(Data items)
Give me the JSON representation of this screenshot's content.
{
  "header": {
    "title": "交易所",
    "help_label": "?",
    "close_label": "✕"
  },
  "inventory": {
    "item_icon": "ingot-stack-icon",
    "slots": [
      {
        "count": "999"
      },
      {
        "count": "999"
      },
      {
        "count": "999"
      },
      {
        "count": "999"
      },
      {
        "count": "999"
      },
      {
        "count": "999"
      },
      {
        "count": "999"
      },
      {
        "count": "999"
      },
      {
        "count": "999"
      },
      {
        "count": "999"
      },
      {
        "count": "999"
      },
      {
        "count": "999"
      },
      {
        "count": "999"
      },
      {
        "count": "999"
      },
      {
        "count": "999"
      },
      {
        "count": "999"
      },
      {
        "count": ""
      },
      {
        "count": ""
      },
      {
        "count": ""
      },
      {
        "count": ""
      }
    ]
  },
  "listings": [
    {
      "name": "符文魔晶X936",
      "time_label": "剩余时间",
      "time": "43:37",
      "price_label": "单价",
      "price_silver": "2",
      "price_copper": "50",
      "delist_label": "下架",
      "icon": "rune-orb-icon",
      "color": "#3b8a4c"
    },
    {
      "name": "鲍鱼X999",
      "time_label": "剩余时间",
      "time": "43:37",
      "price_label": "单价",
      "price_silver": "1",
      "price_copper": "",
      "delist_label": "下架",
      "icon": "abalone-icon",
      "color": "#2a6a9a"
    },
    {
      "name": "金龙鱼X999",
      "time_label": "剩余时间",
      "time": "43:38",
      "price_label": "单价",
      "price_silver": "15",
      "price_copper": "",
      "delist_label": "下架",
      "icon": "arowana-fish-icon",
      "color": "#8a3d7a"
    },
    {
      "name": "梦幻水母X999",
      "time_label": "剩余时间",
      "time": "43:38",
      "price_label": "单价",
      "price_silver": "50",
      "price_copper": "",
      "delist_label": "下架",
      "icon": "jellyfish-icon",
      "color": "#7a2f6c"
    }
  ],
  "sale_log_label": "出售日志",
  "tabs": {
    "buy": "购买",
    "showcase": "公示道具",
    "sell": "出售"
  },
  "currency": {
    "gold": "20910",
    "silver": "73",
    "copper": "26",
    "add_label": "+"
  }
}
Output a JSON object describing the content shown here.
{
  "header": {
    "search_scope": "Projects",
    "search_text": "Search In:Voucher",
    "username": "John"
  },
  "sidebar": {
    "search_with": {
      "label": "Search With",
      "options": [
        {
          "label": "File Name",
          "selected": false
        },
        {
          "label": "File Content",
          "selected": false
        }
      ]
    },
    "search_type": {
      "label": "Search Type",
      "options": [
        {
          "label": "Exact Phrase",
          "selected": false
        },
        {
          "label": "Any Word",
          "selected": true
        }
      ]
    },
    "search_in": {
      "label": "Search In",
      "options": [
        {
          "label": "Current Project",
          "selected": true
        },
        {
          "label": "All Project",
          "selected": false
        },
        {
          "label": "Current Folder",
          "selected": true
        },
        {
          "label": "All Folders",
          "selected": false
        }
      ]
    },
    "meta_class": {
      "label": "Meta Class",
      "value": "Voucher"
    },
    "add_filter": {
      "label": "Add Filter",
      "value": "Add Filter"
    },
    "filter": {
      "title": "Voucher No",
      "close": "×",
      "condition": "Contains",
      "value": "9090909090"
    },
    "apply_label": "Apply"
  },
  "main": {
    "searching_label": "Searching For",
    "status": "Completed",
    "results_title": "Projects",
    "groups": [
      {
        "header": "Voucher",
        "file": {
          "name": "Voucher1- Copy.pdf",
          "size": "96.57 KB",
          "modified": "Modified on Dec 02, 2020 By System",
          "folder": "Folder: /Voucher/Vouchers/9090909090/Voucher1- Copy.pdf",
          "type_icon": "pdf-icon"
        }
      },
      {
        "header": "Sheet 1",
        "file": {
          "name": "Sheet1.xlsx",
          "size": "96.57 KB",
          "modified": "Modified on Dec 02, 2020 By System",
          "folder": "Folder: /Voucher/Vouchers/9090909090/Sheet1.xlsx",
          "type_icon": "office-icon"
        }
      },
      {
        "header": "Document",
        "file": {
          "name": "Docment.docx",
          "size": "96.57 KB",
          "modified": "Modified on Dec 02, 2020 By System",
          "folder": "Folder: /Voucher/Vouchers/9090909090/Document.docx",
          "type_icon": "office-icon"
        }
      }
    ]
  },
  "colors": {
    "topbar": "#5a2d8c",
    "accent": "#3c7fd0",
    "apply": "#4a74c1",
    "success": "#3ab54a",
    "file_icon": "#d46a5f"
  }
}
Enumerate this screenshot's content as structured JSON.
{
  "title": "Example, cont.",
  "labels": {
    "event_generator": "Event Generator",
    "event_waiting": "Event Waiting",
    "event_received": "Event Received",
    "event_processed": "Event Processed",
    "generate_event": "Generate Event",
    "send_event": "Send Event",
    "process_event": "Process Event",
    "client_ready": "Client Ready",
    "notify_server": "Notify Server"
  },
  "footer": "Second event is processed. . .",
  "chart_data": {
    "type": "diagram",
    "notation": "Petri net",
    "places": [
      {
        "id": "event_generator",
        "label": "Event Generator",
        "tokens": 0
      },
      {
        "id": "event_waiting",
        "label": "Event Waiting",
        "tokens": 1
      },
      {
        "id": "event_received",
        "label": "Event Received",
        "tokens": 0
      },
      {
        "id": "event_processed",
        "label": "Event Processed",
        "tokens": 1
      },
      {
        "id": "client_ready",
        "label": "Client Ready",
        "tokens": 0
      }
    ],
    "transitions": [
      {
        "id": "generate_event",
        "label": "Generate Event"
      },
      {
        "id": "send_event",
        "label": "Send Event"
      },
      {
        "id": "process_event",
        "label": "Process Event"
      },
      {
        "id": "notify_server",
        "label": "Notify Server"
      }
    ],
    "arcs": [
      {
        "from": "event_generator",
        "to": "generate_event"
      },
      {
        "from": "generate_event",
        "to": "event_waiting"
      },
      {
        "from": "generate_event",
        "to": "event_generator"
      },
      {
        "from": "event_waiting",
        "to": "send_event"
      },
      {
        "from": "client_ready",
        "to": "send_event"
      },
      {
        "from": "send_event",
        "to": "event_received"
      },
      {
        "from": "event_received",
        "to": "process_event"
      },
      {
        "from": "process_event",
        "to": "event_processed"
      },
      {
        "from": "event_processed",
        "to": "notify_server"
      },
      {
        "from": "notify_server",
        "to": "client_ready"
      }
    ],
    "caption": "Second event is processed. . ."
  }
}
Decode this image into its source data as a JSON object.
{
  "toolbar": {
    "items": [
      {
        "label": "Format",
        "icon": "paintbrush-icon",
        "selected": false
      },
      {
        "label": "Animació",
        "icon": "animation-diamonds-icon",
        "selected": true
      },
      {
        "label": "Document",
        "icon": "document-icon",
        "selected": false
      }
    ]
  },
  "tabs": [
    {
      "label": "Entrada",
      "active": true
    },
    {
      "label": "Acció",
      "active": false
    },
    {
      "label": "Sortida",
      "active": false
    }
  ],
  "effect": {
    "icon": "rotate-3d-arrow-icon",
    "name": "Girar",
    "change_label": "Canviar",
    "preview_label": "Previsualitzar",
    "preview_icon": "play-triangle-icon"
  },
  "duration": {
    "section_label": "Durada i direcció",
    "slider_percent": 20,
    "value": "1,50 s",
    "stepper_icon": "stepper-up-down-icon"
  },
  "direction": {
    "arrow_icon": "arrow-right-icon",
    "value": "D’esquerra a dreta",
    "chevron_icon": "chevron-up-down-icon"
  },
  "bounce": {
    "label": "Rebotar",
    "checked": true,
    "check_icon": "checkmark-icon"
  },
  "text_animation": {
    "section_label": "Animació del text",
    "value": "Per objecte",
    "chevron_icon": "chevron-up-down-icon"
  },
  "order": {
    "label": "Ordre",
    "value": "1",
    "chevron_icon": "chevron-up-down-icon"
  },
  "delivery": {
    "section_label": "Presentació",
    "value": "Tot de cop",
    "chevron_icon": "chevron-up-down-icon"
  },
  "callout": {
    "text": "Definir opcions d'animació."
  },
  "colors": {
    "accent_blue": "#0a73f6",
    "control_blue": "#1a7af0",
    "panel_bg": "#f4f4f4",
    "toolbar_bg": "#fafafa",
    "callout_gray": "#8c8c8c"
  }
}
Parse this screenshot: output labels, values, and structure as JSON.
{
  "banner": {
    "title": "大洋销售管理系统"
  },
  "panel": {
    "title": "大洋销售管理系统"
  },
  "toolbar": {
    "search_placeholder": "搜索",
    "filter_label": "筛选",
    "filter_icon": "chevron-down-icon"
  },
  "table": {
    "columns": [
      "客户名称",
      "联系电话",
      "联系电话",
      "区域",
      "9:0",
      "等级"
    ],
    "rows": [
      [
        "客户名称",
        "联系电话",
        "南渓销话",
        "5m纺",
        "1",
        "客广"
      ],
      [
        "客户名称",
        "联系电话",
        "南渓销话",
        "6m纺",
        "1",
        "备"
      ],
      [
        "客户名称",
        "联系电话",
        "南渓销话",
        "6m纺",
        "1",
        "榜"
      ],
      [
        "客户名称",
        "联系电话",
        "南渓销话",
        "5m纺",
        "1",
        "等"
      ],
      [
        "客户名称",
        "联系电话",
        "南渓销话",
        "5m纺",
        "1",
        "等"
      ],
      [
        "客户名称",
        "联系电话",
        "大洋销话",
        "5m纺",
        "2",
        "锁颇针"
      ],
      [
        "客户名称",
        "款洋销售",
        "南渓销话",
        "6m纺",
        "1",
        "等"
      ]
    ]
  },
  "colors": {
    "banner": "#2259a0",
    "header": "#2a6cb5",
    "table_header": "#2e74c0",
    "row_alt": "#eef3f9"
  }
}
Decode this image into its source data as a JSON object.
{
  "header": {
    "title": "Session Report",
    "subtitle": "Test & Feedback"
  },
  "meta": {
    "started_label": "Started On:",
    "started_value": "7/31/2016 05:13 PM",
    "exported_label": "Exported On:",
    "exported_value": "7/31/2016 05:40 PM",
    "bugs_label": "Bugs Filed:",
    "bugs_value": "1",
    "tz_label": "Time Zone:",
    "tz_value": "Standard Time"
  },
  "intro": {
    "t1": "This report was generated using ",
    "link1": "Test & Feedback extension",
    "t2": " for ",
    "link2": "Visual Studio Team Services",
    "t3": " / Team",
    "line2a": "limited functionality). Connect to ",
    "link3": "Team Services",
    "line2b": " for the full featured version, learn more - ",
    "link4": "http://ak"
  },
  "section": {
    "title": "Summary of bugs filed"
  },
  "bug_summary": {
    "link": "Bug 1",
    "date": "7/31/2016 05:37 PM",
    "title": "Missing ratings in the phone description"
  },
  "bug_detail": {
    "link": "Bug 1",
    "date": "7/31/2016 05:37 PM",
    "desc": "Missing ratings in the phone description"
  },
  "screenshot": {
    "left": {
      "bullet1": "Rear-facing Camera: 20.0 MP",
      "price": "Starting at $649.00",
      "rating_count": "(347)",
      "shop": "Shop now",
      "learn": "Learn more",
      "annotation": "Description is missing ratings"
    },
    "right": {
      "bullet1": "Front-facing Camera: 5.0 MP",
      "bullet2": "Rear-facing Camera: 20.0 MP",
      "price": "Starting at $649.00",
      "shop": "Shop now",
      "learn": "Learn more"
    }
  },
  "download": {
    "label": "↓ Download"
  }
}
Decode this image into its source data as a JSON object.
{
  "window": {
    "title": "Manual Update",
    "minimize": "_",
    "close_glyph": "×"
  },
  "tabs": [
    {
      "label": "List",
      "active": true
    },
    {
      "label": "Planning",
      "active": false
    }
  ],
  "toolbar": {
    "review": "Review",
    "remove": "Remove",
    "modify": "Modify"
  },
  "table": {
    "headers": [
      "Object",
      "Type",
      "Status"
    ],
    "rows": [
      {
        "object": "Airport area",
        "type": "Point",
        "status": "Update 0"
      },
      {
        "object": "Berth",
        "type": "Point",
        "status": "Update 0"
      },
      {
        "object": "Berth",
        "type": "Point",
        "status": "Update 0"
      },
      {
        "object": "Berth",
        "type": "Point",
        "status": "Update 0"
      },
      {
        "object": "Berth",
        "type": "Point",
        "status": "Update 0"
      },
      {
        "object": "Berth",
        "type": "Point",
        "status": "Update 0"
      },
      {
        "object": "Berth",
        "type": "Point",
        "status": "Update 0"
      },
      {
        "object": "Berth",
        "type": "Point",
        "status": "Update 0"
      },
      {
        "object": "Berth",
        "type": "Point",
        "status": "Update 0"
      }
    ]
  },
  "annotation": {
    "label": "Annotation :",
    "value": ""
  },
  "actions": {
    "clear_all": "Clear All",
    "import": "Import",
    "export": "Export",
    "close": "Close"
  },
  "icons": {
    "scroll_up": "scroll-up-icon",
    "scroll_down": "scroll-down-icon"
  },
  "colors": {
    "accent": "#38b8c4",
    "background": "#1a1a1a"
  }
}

- _Task brief_
How many lines of the listing above include the word "learn"? Reply with the number alone.

- _Output_
3